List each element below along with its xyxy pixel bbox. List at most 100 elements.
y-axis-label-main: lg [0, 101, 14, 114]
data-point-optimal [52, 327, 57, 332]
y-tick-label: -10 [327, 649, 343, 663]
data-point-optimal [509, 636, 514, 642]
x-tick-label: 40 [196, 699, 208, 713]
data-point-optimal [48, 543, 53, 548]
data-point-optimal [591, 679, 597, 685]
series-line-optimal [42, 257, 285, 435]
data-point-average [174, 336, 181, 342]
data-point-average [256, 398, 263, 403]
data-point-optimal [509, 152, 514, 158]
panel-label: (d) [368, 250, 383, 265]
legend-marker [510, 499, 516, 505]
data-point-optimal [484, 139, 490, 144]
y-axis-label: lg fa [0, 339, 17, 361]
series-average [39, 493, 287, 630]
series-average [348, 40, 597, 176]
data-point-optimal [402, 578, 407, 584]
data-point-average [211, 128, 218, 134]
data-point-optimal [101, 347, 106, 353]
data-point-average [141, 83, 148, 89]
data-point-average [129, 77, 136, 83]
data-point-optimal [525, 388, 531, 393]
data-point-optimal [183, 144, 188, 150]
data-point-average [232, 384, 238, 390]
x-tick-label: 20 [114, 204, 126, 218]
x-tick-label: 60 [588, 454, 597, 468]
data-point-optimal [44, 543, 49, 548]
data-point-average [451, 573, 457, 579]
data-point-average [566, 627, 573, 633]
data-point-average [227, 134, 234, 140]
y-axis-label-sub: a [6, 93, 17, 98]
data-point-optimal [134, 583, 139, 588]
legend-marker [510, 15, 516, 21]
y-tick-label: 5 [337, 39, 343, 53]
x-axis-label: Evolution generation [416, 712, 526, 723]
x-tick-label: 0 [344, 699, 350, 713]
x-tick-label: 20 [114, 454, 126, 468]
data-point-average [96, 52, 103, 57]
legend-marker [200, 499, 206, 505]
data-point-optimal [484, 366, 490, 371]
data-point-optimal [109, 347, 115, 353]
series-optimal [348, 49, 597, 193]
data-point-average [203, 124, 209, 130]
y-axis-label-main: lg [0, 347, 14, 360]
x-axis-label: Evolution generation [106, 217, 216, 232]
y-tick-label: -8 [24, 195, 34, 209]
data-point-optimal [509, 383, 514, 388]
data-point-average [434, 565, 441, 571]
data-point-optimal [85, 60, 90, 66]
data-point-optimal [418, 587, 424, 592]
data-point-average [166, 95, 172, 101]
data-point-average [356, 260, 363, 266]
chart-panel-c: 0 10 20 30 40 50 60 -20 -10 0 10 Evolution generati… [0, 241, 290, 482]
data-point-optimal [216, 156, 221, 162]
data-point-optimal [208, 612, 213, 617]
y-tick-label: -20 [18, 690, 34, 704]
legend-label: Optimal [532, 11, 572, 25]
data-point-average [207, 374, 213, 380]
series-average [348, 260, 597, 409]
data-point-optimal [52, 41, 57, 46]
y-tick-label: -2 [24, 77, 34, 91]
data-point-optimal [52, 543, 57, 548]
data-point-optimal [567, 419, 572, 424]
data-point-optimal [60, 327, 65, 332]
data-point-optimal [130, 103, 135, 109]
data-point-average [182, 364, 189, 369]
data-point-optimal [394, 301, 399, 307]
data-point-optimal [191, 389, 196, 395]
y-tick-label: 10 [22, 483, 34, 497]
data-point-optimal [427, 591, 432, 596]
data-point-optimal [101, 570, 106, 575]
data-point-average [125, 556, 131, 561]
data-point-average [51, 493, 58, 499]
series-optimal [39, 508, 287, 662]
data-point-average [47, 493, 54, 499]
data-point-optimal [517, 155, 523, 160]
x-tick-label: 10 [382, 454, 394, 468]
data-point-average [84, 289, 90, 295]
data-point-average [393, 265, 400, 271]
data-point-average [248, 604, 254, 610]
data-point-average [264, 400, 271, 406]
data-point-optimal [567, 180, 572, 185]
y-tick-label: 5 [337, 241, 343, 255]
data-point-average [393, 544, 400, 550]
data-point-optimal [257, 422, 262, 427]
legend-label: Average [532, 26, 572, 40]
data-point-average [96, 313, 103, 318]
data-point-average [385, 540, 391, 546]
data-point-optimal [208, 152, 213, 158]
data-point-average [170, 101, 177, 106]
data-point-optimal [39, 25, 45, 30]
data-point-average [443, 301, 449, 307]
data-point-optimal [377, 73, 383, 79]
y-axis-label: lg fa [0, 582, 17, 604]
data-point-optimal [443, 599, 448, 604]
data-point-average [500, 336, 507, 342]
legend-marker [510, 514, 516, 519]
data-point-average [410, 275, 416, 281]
--- --- ---
**Stated problem:** Can you recast the entries above as a JSON list of strings, one string per line, with any blank lines left out?

**Written reply:**
[
  "List each element below along with its xyxy pixel bbox. List at most 100 elements.",
  "y-axis-label-main: lg [0, 101, 14, 114]",
  "data-point-optimal [52, 327, 57, 332]",
  "y-tick-label: -10 [327, 649, 343, 663]",
  "data-point-optimal [509, 636, 514, 642]",
  "x-tick-label: 40 [196, 699, 208, 713]",
  "data-point-optimal [48, 543, 53, 548]",
  "data-point-optimal [591, 679, 597, 685]",
  "series-line-optimal [42, 257, 285, 435]",
  "data-point-average [174, 336, 181, 342]",
  "data-point-average [256, 398, 263, 403]",
  "data-point-optimal [509, 152, 514, 158]",
  "panel-label: (d) [368, 250, 383, 265]",
  "legend-marker [510, 499, 516, 505]",
  "data-point-optimal [484, 139, 490, 144]",
  "y-axis-label: lg fa [0, 339, 17, 361]",
  "series-average [39, 493, 287, 630]",
  "series-average [348, 40, 597, 176]",
  "data-point-optimal [402, 578, 407, 584]",
  "data-point-average [211, 128, 218, 134]",
  "data-point-optimal [101, 347, 106, 353]",
  "data-point-average [141, 83, 148, 89]",
  "data-point-average [129, 77, 136, 83]",
  "data-point-optimal [525, 388, 531, 393]",
  "data-point-optimal [183, 144, 188, 150]",
  "data-point-average [232, 384, 238, 390]",
  "x-tick-label: 20 [114, 204, 126, 218]",
  "x-tick-label: 60 [588, 454, 597, 468]",
  "data-point-optimal [44, 543, 49, 548]",
  "data-point-average [451, 573, 457, 579]",
  "data-point-average [566, 627, 573, 633]",
  "data-point-average [227, 134, 234, 140]",
  "y-axis-label-sub: a [6, 93, 17, 98]",
  "data-point-optimal [134, 583, 139, 588]",
  "legend-marker [510, 15, 516, 21]",
  "y-tick-label: 5 [337, 39, 343, 53]",
  "x-axis-label: Evolution generation [416, 712, 526, 723]",
  "x-tick-label: 0 [344, 699, 350, 713]",
  "x-tick-label: 20 [114, 454, 126, 468]",
  "data-point-average [96, 52, 103, 57]",
  "legend-marker [200, 499, 206, 505]",
  "data-point-optimal [484, 366, 490, 371]",
  "data-point-optimal [109, 347, 115, 353]",
  "series-optimal [348, 49, 597, 193]",
  "data-point-average [203, 124, 209, 130]",
  "y-axis-label-main: lg [0, 347, 14, 360]",
  "x-axis-label: Evolution generation [106, 217, 216, 232]",
  "y-tick-label: -8 [24, 195, 34, 209]",
  "data-point-optimal [509, 383, 514, 388]",
  "data-point-average [434, 565, 441, 571]",
  "data-point-optimal [85, 60, 90, 66]",
  "data-point-optimal [418, 587, 424, 592]",
  "data-point-average [166, 95, 172, 101]",
  "data-point-average [356, 260, 363, 266]",
  "chart-panel-c: 0 10 20 30 40 50 60 -20 -10 0 10 Evolution generati… [0, 241, 290, 482]",
  "data-point-optimal [216, 156, 221, 162]",
  "data-point-optimal [208, 612, 213, 617]",
  "y-tick-label: -20 [18, 690, 34, 704]",
  "legend-label: Optimal [532, 11, 572, 25]",
  "data-point-average [207, 374, 213, 380]",
  "series-average [348, 260, 597, 409]",
  "data-point-optimal [52, 41, 57, 46]",
  "y-tick-label: -2 [24, 77, 34, 91]",
  "data-point-optimal [52, 543, 57, 548]",
  "data-point-optimal [567, 419, 572, 424]",
  "data-point-optimal [60, 327, 65, 332]",
  "data-point-optimal [130, 103, 135, 109]",
  "data-point-average [182, 364, 189, 369]",
  "data-point-optimal [394, 301, 399, 307]",
  "data-point-optimal [191, 389, 196, 395]",
  "y-tick-label: 10 [22, 483, 34, 497]",
  "data-point-optimal [427, 591, 432, 596]",
  "data-point-optimal [101, 570, 106, 575]",
  "data-point-average [125, 556, 131, 561]",
  "data-point-average [51, 493, 58, 499]",
  "series-optimal [39, 508, 287, 662]",
  "data-point-average [47, 493, 54, 499]",
  "data-point-optimal [517, 155, 523, 160]",
  "x-tick-label: 10 [382, 454, 394, 468]",
  "data-point-average [84, 289, 90, 295]",
  "data-point-average [393, 265, 400, 271]",
  "data-point-average [248, 604, 254, 610]",
  "data-point-average [264, 400, 271, 406]",
  "data-point-optimal [567, 180, 572, 185]",
  "y-tick-label: 5 [337, 241, 343, 255]",
  "data-point-average [393, 544, 400, 550]",
  "data-point-optimal [257, 422, 262, 427]",
  "legend-label: Average [532, 26, 572, 40]",
  "data-point-average [96, 313, 103, 318]",
  "data-point-average [385, 540, 391, 546]",
  "data-point-optimal [208, 152, 213, 158]",
  "data-point-average [170, 101, 177, 106]",
  "data-point-optimal [39, 25, 45, 30]",
  "data-point-average [443, 301, 449, 307]",
  "data-point-optimal [377, 73, 383, 79]",
  "y-axis-label: lg fa [0, 582, 17, 604]",
  "data-point-optimal [443, 599, 448, 604]",
  "data-point-average [500, 336, 507, 342]",
  "legend-marker [510, 514, 516, 519]",
  "data-point-average [410, 275, 416, 281]"
]